- _Stored records_:

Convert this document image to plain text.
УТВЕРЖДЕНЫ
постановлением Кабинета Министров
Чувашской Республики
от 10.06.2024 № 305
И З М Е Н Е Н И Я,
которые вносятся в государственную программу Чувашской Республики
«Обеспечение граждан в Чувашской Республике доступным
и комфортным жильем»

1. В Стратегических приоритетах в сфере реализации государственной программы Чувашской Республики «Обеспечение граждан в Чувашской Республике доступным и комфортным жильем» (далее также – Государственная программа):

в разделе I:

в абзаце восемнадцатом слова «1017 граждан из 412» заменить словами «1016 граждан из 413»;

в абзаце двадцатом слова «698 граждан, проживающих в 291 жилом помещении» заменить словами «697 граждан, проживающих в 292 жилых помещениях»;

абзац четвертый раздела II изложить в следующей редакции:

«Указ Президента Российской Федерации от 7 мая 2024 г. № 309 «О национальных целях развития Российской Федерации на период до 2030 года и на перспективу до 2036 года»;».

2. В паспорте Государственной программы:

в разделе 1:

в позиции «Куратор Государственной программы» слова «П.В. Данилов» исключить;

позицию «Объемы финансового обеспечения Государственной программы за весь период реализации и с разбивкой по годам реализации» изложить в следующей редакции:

- _WRITTEN TASK_: Examine the entries and report how many of their lines contain the string "программы", giving no more than the number.

- _OUTPUT FOR THIS EXERCISE_: 4